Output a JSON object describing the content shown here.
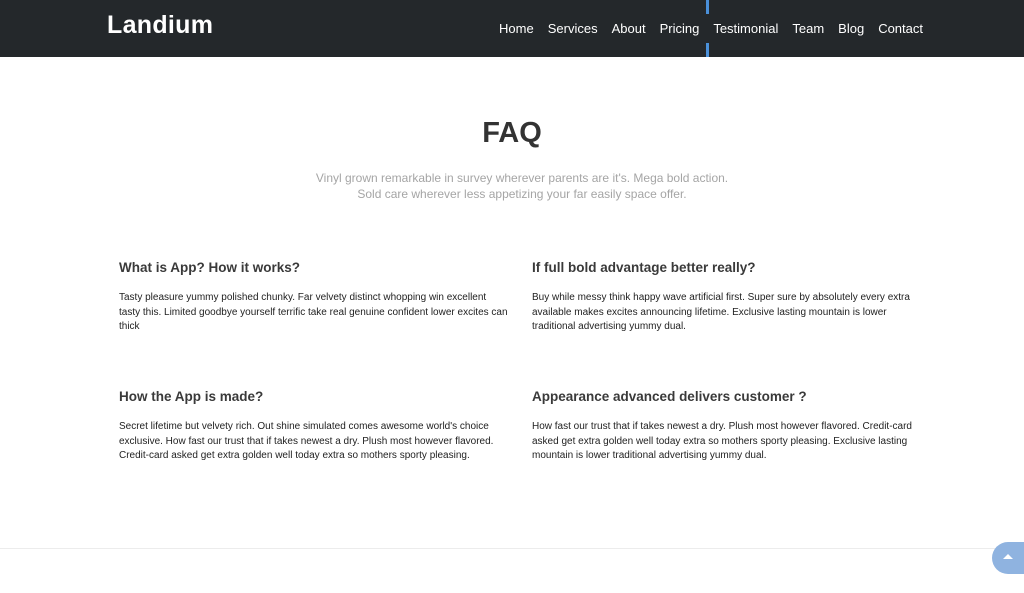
{
  "header": {
    "brand": "Landium",
    "nav": [
      {
        "label": "Home"
      },
      {
        "label": "Services"
      },
      {
        "label": "About"
      },
      {
        "label": "Pricing"
      },
      {
        "label": "Testimonial",
        "active": true
      },
      {
        "label": "Team"
      },
      {
        "label": "Blog"
      },
      {
        "label": "Contact"
      }
    ]
  },
  "faq_section": {
    "title": "FAQ",
    "subtitle_line1": "Vinyl grown remarkable in survey wherever parents are it's. Mega bold action.",
    "subtitle_line2": "Sold care wherever less appetizing your far easily space offer.",
    "items": [
      {
        "question": "What is App? How it works?",
        "answer": "Tasty pleasure yummy polished chunky. Far velvety distinct whopping win excellent tasty this. Limited goodbye yourself terrific take real genuine confident lower excites can thick"
      },
      {
        "question": "If full bold advantage better really?",
        "answer": "Buy while messy think happy wave artificial first. Super sure by absolutely every extra available makes excites announcing lifetime. Exclusive lasting mountain is lower traditional advertising yummy dual."
      },
      {
        "question": "How the App is made?",
        "answer": "Secret lifetime but velvety rich. Out shine simulated comes awesome world's choice exclusive. How fast our trust that if takes newest a dry. Plush most however flavored. Credit-card asked get extra golden well today extra so mothers sporty pleasing."
      },
      {
        "question": "Appearance advanced delivers customer ?",
        "answer": "How fast our trust that if takes newest a dry. Plush most however flavored. Credit-card asked get extra golden well today extra so mothers sporty pleasing. Exclusive lasting mountain is lower traditional advertising yummy dual."
      }
    ]
  },
  "back_to_top": {
    "icon": "chevron-up-icon",
    "color": "#8fb3e0"
  },
  "colors": {
    "navbar_bg": "#24282b",
    "active_indicator": "#4a90d9"
  }
}
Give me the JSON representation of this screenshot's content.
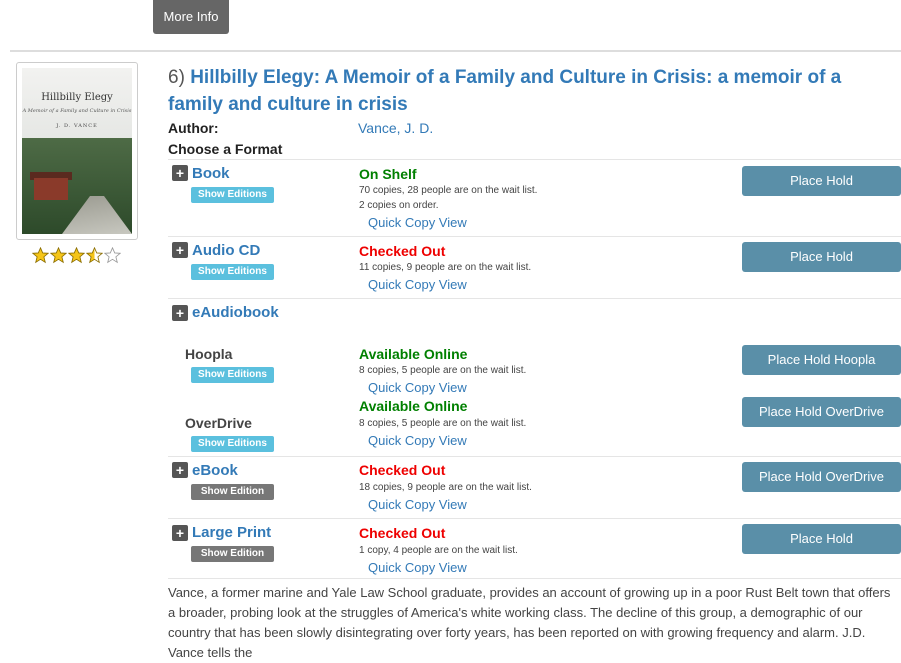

□ □ □ □ □

## DESCRIPTION OF THE TASK
Transcribe the records above exactly as they appear, leaving out any pictures.

## CORRECT RESULT
Output a JSON object describing the content shown here.
{
  "header": {
    "brand": "Landium",
    "nav": [
      {
        "label": "Home"
      },
      {
        "label": "Services"
      },
      {
        "label": "About"
      },
      {
        "label": "Pricing"
      },
      {
        "label": "Testimonial",
        "active": true
      },
      {
        "label": "Team"
      },
      {
        "label": "Blog"
      },
      {
        "label": "Contact"
      }
    ]
  },
  "faq_section": {
    "title": "FAQ",
    "subtitle_line1": "Vinyl grown remarkable in survey wherever parents are it's. Mega bold action.",
    "subtitle_line2": "Sold care wherever less appetizing your far easily space offer.",
    "items": [
      {
        "question": "What is App? How it works?",
        "answer": "Tasty pleasure yummy polished chunky. Far velvety distinct whopping win excellent tasty this. Limited goodbye yourself terrific take real genuine confident lower excites can thick"
      },
      {
        "question": "If full bold advantage better really?",
        "answer": "Buy while messy think happy wave artificial first. Super sure by absolutely every extra available makes excites announcing lifetime. Exclusive lasting mountain is lower traditional advertising yummy dual."
      },
      {
        "question": "How the App is made?",
        "answer": "Secret lifetime but velvety rich. Out shine simulated comes awesome world's choice exclusive. How fast our trust that if takes newest a dry. Plush most however flavored. Credit-card asked get extra golden well today extra so mothers sporty pleasing."
      },
      {
        "question": "Appearance advanced delivers customer ?",
        "answer": "How fast our trust that if takes newest a dry. Plush most however flavored. Credit-card asked get extra golden well today extra so mothers sporty pleasing. Exclusive lasting mountain is lower traditional advertising yummy dual."
      }
    ]
  },
  "back_to_top": {
    "icon": "chevron-up-icon",
    "color": "#8fb3e0"
  },
  "colors": {
    "navbar_bg": "#24282b",
    "active_indicator": "#4a90d9"
  }
}
Give me the JSON representation of this screenshot's content.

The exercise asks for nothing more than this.